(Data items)
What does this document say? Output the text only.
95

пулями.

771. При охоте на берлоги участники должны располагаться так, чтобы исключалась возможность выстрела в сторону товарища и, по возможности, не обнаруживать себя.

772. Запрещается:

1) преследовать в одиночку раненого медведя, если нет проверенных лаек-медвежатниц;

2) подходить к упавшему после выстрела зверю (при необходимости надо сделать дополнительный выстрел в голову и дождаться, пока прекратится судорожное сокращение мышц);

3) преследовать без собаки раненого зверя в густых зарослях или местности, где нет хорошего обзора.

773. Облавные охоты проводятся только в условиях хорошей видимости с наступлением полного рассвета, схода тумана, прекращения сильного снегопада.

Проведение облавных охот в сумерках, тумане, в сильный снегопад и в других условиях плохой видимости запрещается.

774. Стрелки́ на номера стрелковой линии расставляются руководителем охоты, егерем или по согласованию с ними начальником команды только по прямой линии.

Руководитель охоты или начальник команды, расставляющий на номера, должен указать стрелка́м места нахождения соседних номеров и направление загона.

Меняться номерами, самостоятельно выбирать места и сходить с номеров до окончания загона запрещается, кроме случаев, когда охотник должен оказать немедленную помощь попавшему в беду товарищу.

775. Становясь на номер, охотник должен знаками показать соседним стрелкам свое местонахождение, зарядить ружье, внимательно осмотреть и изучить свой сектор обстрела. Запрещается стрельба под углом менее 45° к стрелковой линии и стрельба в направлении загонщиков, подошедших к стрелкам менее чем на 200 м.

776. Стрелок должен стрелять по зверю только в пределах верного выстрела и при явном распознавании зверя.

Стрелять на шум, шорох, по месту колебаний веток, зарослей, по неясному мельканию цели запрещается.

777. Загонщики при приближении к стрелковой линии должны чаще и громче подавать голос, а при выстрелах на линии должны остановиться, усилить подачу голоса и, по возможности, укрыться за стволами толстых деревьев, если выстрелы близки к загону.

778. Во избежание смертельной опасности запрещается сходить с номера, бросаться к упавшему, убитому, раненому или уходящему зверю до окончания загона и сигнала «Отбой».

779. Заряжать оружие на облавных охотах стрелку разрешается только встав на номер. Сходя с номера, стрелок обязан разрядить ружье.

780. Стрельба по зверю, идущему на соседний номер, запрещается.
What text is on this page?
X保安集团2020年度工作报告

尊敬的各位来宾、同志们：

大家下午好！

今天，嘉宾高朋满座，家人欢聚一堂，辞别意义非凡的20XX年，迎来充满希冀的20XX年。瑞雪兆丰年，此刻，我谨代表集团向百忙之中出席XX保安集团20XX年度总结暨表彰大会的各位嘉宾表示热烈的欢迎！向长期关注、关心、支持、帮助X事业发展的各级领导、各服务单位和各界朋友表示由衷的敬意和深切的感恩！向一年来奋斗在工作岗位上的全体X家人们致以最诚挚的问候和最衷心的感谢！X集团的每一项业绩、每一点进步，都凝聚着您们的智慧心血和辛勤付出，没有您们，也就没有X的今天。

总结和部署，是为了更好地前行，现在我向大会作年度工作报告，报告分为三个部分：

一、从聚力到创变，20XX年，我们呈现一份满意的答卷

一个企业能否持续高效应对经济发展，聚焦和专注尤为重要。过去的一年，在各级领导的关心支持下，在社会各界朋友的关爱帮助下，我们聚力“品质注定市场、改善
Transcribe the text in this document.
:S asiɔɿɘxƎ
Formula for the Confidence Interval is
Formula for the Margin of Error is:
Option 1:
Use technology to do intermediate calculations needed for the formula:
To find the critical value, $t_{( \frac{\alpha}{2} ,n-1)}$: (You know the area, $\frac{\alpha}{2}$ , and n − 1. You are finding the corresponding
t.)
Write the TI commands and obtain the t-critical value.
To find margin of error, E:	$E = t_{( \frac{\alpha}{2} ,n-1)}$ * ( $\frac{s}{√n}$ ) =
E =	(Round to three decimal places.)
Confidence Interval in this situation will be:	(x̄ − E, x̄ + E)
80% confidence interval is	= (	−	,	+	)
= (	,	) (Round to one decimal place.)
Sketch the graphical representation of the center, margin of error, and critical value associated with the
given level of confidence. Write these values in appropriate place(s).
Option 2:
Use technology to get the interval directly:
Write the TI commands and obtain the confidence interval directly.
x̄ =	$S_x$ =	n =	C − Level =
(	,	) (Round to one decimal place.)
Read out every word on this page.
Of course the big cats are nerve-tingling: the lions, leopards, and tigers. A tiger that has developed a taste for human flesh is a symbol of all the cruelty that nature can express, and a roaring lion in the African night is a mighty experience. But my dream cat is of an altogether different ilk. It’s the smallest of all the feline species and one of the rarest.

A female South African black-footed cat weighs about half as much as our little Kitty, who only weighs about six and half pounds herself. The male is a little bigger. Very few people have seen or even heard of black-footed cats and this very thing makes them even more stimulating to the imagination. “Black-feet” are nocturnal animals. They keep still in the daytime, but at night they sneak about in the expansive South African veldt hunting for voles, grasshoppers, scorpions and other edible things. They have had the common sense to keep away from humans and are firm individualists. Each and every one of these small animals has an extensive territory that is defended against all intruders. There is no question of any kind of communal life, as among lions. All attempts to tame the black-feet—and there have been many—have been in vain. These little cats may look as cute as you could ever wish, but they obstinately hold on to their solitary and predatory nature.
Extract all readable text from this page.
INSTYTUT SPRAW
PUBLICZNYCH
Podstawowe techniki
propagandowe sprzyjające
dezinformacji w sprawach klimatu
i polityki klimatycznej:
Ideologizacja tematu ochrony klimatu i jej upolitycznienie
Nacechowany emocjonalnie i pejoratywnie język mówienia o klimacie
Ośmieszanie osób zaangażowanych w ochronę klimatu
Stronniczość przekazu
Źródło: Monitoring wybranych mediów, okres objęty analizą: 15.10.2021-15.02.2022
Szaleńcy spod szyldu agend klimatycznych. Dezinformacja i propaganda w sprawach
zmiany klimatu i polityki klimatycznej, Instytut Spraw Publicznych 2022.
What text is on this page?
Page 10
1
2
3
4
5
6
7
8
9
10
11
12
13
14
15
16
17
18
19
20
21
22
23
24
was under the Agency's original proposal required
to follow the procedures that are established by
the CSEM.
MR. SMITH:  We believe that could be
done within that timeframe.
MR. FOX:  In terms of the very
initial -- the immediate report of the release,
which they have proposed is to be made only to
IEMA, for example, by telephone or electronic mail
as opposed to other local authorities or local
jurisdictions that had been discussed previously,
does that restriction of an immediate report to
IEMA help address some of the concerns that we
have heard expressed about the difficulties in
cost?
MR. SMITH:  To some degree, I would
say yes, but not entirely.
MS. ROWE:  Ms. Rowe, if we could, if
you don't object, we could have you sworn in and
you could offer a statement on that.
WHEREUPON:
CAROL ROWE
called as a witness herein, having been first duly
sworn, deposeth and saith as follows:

**What is being asked**:
In the records shown above, how many lines include the word "зверя"? Answer with the number only.

**Exercise solution**:
2